=== Exercise materials ===

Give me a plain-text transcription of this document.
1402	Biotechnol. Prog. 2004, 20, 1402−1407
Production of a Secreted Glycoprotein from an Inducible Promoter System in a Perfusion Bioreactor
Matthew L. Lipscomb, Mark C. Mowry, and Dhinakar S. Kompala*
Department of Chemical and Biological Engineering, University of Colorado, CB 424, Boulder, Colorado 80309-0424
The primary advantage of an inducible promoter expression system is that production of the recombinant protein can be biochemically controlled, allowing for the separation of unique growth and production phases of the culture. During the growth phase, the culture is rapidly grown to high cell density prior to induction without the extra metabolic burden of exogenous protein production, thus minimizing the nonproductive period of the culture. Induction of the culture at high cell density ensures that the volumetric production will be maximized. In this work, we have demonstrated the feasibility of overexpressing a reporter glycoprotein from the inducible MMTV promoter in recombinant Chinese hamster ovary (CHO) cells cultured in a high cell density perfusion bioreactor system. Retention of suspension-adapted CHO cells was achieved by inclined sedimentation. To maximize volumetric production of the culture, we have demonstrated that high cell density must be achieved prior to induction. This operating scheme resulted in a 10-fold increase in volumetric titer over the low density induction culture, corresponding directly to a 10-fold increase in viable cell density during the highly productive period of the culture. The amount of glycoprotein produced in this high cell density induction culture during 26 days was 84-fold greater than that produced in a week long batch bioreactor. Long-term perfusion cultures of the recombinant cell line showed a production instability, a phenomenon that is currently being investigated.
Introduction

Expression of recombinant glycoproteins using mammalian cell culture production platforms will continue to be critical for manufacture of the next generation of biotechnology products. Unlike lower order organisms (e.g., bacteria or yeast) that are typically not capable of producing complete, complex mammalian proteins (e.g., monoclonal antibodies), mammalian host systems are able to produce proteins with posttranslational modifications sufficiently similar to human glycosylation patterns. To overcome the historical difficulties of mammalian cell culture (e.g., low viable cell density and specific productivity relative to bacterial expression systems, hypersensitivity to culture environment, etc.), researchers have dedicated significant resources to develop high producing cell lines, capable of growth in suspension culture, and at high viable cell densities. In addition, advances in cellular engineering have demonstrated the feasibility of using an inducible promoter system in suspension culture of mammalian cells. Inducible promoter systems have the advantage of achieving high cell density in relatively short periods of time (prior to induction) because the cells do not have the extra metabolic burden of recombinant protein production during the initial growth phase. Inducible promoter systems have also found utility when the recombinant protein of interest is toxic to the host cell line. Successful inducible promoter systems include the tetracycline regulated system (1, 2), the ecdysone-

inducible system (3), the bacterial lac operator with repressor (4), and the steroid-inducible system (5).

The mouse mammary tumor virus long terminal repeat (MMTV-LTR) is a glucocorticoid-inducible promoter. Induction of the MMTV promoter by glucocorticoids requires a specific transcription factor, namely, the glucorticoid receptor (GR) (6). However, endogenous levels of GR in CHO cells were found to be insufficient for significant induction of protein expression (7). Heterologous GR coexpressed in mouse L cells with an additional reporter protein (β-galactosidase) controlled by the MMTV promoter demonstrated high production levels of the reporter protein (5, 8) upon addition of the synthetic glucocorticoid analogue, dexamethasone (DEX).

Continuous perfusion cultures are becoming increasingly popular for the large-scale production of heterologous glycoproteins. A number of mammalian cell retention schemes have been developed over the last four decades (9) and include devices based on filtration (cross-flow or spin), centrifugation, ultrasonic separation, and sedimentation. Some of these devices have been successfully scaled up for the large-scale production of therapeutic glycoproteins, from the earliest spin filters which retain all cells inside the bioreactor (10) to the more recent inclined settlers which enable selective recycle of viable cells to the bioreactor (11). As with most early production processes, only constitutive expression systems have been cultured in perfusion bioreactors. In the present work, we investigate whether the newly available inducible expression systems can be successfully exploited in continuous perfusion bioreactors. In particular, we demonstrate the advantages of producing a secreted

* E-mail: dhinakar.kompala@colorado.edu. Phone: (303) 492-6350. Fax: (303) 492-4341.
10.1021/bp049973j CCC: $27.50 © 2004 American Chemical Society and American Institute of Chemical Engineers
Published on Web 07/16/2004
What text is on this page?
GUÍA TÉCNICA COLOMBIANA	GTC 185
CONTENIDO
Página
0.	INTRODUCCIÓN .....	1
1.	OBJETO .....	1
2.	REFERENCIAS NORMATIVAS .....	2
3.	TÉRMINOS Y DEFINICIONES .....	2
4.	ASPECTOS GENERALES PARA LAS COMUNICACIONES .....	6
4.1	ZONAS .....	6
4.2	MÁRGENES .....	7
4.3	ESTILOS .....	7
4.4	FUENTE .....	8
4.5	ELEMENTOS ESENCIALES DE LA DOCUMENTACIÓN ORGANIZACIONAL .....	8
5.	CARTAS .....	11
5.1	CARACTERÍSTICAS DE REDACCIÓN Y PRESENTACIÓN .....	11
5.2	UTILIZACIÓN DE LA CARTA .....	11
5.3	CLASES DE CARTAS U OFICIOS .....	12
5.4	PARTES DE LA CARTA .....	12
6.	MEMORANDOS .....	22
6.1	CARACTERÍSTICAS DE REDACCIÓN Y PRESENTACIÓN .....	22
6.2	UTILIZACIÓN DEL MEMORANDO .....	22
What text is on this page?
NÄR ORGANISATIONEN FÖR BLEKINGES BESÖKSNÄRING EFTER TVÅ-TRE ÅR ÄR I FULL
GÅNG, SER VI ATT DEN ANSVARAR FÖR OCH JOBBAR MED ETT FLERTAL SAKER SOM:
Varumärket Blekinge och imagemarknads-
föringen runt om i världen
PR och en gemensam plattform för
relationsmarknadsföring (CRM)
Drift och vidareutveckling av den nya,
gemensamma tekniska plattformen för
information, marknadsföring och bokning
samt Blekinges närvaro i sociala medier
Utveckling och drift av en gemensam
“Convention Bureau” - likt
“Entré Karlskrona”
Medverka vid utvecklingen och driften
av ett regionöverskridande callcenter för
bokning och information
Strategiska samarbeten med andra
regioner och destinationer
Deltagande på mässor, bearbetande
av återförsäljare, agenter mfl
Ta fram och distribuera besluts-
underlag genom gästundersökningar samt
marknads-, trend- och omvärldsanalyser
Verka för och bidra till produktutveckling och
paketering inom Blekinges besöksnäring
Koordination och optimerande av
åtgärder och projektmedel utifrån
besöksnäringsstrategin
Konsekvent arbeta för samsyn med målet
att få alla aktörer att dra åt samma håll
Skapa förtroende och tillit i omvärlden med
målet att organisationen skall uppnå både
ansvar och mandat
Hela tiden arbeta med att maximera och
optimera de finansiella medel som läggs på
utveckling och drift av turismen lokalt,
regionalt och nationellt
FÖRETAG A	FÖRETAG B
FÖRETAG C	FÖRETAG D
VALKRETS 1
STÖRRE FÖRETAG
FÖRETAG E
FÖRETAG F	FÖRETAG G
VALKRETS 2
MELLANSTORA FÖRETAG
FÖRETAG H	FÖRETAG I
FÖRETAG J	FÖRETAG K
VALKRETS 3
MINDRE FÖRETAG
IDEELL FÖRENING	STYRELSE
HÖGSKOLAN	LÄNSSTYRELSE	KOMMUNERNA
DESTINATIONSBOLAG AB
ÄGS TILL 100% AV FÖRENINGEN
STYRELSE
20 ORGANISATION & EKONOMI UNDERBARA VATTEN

=== Task instructions ===
Restate each record word for word.

=== Response area ===
Give me a plain-text transcription of this document.
1402	Biotechnol. Prog. 2004, 20, 1402−1407
Production of a Secreted Glycoprotein from an Inducible Promoter System in a Perfusion Bioreactor
Matthew L. Lipscomb, Mark C. Mowry, and Dhinakar S. Kompala*
Department of Chemical and Biological Engineering, University of Colorado, CB 424, Boulder, Colorado 80309-0424
The primary advantage of an inducible promoter expression system is that production of the recombinant protein can be biochemically controlled, allowing for the separation of unique growth and production phases of the culture. During the growth phase, the culture is rapidly grown to high cell density prior to induction without the extra metabolic burden of exogenous protein production, thus minimizing the nonproductive period of the culture. Induction of the culture at high cell density ensures that the volumetric production will be maximized. In this work, we have demonstrated the feasibility of overexpressing a reporter glycoprotein from the inducible MMTV promoter in recombinant Chinese hamster ovary (CHO) cells cultured in a high cell density perfusion bioreactor system. Retention of suspension-adapted CHO cells was achieved by inclined sedimentation. To maximize volumetric production of the culture, we have demonstrated that high cell density must be achieved prior to induction. This operating scheme resulted in a 10-fold increase in volumetric titer over the low density induction culture, corresponding directly to a 10-fold increase in viable cell density during the highly productive period of the culture. The amount of glycoprotein produced in this high cell density induction culture during 26 days was 84-fold greater than that produced in a week long batch bioreactor. Long-term perfusion cultures of the recombinant cell line showed a production instability, a phenomenon that is currently being investigated.
Introduction

Expression of recombinant glycoproteins using mammalian cell culture production platforms will continue to be critical for manufacture of the next generation of biotechnology products. Unlike lower order organisms (e.g., bacteria or yeast) that are typically not capable of producing complete, complex mammalian proteins (e.g., monoclonal antibodies), mammalian host systems are able to produce proteins with posttranslational modifications sufficiently similar to human glycosylation patterns. To overcome the historical difficulties of mammalian cell culture (e.g., low viable cell density and specific productivity relative to bacterial expression systems, hypersensitivity to culture environment, etc.), researchers have dedicated significant resources to develop high producing cell lines, capable of growth in suspension culture, and at high viable cell densities. In addition, advances in cellular engineering have demonstrated the feasibility of using an inducible promoter system in suspension culture of mammalian cells. Inducible promoter systems have the advantage of achieving high cell density in relatively short periods of time (prior to induction) because the cells do not have the extra metabolic burden of recombinant protein production during the initial growth phase. Inducible promoter systems have also found utility when the recombinant protein of interest is toxic to the host cell line. Successful inducible promoter systems include the tetracycline regulated system (1, 2), the ecdysone-

inducible system (3), the bacterial lac operator with repressor (4), and the steroid-inducible system (5).

The mouse mammary tumor virus long terminal repeat (MMTV-LTR) is a glucocorticoid-inducible promoter. Induction of the MMTV promoter by glucocorticoids requires a specific transcription factor, namely, the glucorticoid receptor (GR) (6). However, endogenous levels of GR in CHO cells were found to be insufficient for significant induction of protein expression (7). Heterologous GR coexpressed in mouse L cells with an additional reporter protein (β-galactosidase) controlled by the MMTV promoter demonstrated high production levels of the reporter protein (5, 8) upon addition of the synthetic glucocorticoid analogue, dexamethasone (DEX).

Continuous perfusion cultures are becoming increasingly popular for the large-scale production of heterologous glycoproteins. A number of mammalian cell retention schemes have been developed over the last four decades (9) and include devices based on filtration (cross-flow or spin), centrifugation, ultrasonic separation, and sedimentation. Some of these devices have been successfully scaled up for the large-scale production of therapeutic glycoproteins, from the earliest spin filters which retain all cells inside the bioreactor (10) to the more recent inclined settlers which enable selective recycle of viable cells to the bioreactor (11). As with most early production processes, only constitutive expression systems have been cultured in perfusion bioreactors. In the present work, we investigate whether the newly available inducible expression systems can be successfully exploited in continuous perfusion bioreactors. In particular, we demonstrate the advantages of producing a secreted

* E-mail: dhinakar.kompala@colorado.edu. Phone: (303) 492-6350. Fax: (303) 492-4341.
10.1021/bp049973j CCC: $27.50 © 2004 American Chemical Society and American Institute of Chemical Engineers
Published on Web 07/16/2004
What text is on this page?
GUÍA TÉCNICA COLOMBIANA	GTC 185
CONTENIDO
Página
0.	INTRODUCCIÓN .....	1
1.	OBJETO .....	1
2.	REFERENCIAS NORMATIVAS .....	2
3.	TÉRMINOS Y DEFINICIONES .....	2
4.	ASPECTOS GENERALES PARA LAS COMUNICACIONES .....	6
4.1	ZONAS .....	6
4.2	MÁRGENES .....	7
4.3	ESTILOS .....	7
4.4	FUENTE .....	8
4.5	ELEMENTOS ESENCIALES DE LA DOCUMENTACIÓN ORGANIZACIONAL .....	8
5.	CARTAS .....	11
5.1	CARACTERÍSTICAS DE REDACCIÓN Y PRESENTACIÓN .....	11
5.2	UTILIZACIÓN DE LA CARTA .....	11
5.3	CLASES DE CARTAS U OFICIOS .....	12
5.4	PARTES DE LA CARTA .....	12
6.	MEMORANDOS .....	22
6.1	CARACTERÍSTICAS DE REDACCIÓN Y PRESENTACIÓN .....	22
6.2	UTILIZACIÓN DEL MEMORANDO .....	22
What text is on this page?
NÄR ORGANISATIONEN FÖR BLEKINGES BESÖKSNÄRING EFTER TVÅ-TRE ÅR ÄR I FULL
GÅNG, SER VI ATT DEN ANSVARAR FÖR OCH JOBBAR MED ETT FLERTAL SAKER SOM:
Varumärket Blekinge och imagemarknads-
föringen runt om i världen
PR och en gemensam plattform för
relationsmarknadsföring (CRM)
Drift och vidareutveckling av den nya,
gemensamma tekniska plattformen för
information, marknadsföring och bokning
samt Blekinges närvaro i sociala medier
Utveckling och drift av en gemensam
“Convention Bureau” - likt
“Entré Karlskrona”
Medverka vid utvecklingen och driften
av ett regionöverskridande callcenter för
bokning och information
Strategiska samarbeten med andra
regioner och destinationer
Deltagande på mässor, bearbetande
av återförsäljare, agenter mfl
Ta fram och distribuera besluts-
underlag genom gästundersökningar samt
marknads-, trend- och omvärldsanalyser
Verka för och bidra till produktutveckling och
paketering inom Blekinges besöksnäring
Koordination och optimerande av
åtgärder och projektmedel utifrån
besöksnäringsstrategin
Konsekvent arbeta för samsyn med målet
att få alla aktörer att dra åt samma håll
Skapa förtroende och tillit i omvärlden med
målet att organisationen skall uppnå både
ansvar och mandat
Hela tiden arbeta med att maximera och
optimera de finansiella medel som läggs på
utveckling och drift av turismen lokalt,
regionalt och nationellt
FÖRETAG A	FÖRETAG B
FÖRETAG C	FÖRETAG D
VALKRETS 1
STÖRRE FÖRETAG
FÖRETAG E
FÖRETAG F	FÖRETAG G
VALKRETS 2
MELLANSTORA FÖRETAG
FÖRETAG H	FÖRETAG I
FÖRETAG J	FÖRETAG K
VALKRETS 3
MINDRE FÖRETAG
IDEELL FÖRENING	STYRELSE
HÖGSKOLAN	LÄNSSTYRELSE	KOMMUNERNA
DESTINATIONSBOLAG AB
ÄGS TILL 100% AV FÖRENINGEN
STYRELSE
20 ORGANISATION & EKONOMI UNDERBARA VATTEN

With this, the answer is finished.